## [THE TASK]
For every line in the records that has the word "they", make a copy.

## [LISTED ENTRIES]
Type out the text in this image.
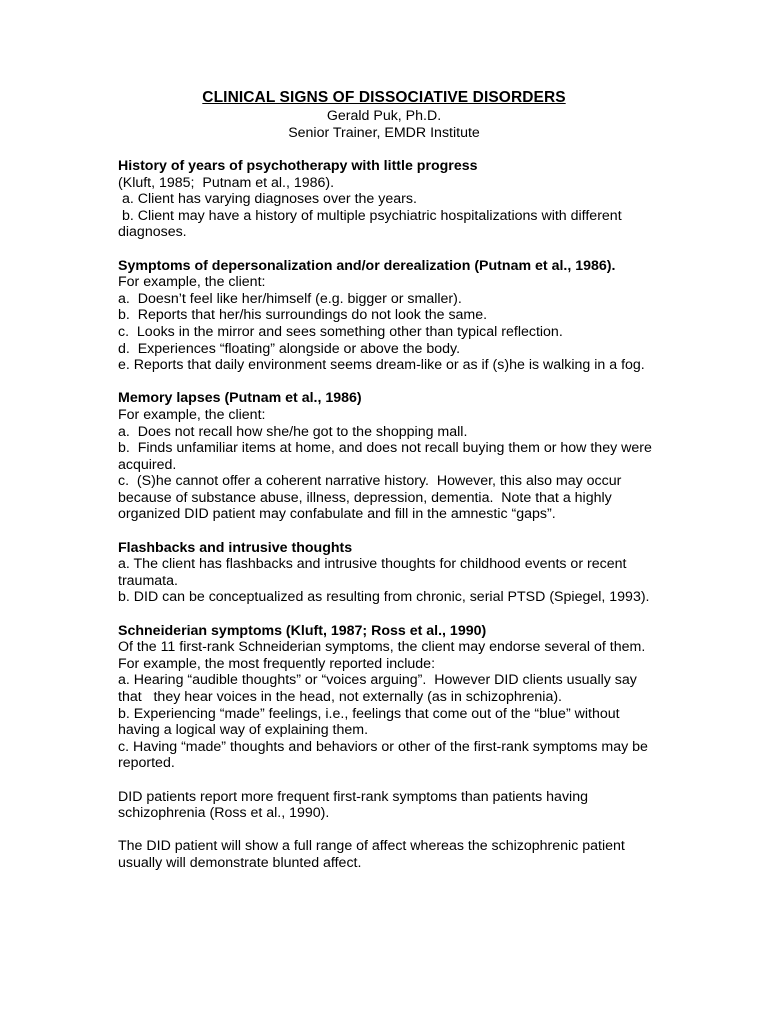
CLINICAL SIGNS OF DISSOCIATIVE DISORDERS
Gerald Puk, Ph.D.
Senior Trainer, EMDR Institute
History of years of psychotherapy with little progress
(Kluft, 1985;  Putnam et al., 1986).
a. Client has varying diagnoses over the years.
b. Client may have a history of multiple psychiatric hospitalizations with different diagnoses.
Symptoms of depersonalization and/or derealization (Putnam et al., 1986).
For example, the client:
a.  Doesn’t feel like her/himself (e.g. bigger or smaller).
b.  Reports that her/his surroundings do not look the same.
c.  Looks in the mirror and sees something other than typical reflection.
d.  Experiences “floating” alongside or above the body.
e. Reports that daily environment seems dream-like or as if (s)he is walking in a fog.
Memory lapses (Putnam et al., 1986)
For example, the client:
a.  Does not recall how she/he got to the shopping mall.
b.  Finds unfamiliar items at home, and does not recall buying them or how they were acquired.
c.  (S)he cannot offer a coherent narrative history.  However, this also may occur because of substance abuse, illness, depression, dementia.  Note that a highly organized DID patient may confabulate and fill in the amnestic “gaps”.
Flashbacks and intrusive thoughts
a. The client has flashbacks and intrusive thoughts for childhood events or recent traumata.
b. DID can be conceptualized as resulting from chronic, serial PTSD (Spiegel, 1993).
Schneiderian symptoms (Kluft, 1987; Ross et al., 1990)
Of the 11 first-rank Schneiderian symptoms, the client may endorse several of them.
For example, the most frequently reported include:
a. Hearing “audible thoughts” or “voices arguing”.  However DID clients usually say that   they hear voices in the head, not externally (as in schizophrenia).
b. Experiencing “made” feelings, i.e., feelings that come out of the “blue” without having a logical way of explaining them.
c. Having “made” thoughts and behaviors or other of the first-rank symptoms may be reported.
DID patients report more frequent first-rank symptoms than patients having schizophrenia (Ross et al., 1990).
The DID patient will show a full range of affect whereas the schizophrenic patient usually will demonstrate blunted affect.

## [TASK RESULT]
b.  Finds unfamiliar items at home, and does not recall buying them or how they were acquired.
a. Hearing “audible thoughts” or “voices arguing”.  However DID clients usually say that   they hear voices in the head, not externally (as in schizophrenia).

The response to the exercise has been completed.